> _What you are asked to do_: Find the lines that contain the word "naar" and copy each one.

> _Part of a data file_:
⟨

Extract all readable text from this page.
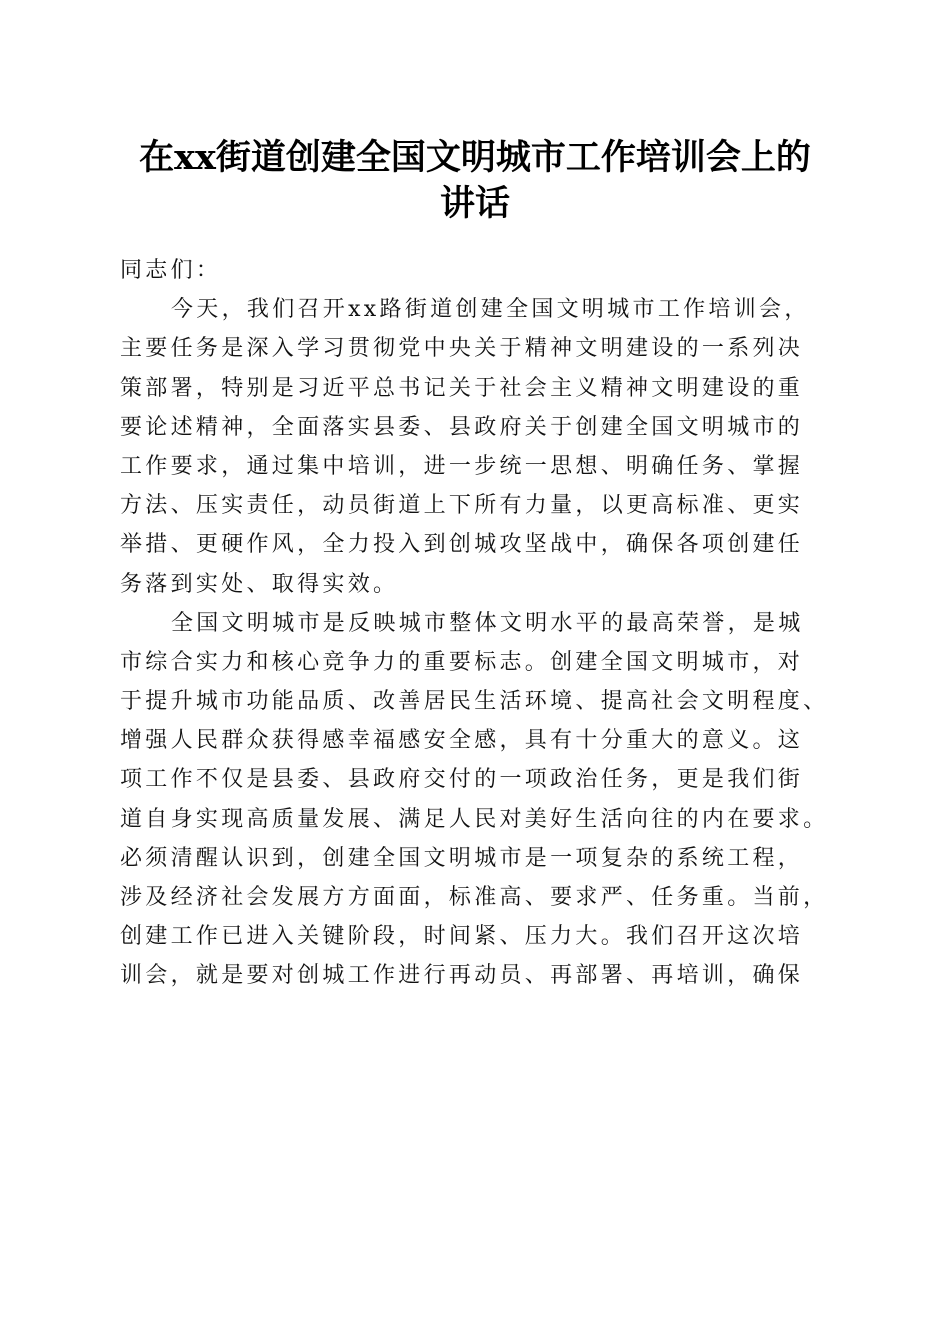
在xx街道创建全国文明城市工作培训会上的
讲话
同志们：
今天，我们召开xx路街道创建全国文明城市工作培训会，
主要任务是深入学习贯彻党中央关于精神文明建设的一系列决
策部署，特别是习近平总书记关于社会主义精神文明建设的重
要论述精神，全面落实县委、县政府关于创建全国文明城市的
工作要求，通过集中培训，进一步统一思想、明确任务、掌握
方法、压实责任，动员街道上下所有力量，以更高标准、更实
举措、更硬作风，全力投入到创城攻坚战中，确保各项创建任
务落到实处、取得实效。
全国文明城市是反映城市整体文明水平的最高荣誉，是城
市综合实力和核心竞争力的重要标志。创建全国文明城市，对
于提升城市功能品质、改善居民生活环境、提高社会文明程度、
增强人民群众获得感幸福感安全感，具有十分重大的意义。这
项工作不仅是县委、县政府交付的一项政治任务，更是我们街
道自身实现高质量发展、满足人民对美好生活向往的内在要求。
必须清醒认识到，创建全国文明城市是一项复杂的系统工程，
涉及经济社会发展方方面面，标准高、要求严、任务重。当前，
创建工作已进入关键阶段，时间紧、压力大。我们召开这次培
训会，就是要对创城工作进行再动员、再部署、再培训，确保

⟩
⟨

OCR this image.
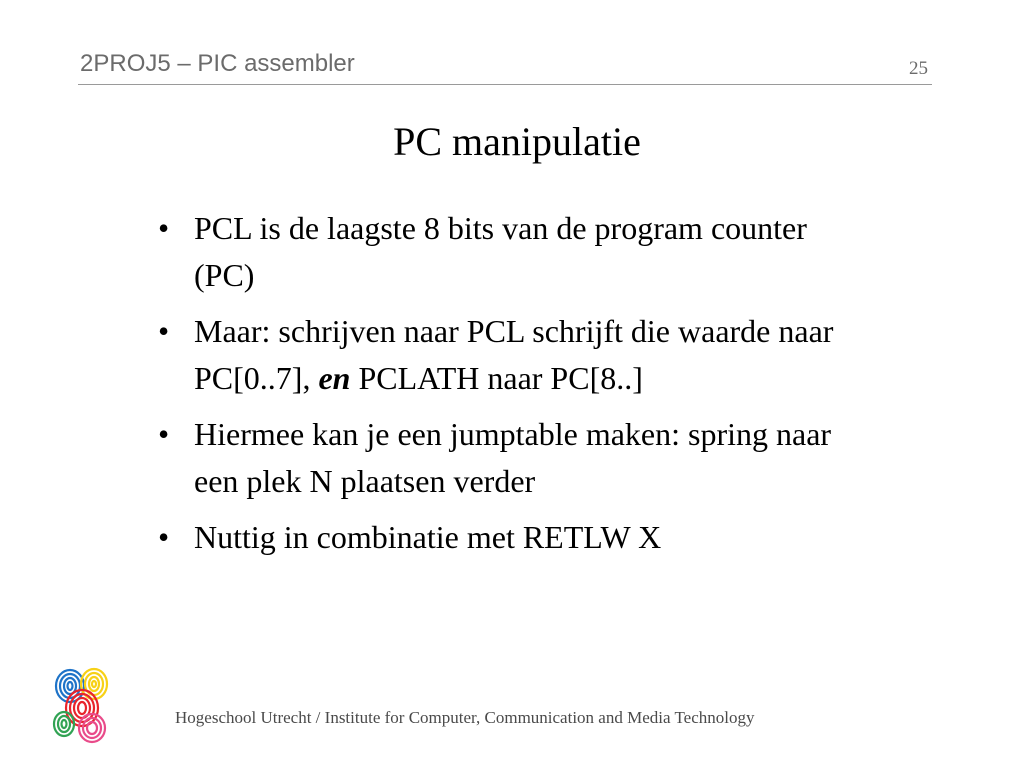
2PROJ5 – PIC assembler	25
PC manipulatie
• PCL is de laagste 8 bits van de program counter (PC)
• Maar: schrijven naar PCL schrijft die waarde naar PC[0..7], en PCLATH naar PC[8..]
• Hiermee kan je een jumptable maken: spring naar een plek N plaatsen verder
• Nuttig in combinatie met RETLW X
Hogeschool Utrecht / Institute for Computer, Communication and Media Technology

⟩

> _The response_:
• Maar: schrijven naar PCL schrijft die waarde naar PC[0..7], en PCLATH naar PC[8..]
• Hiermee kan je een jumptable maken: spring naar een plek N plaatsen verder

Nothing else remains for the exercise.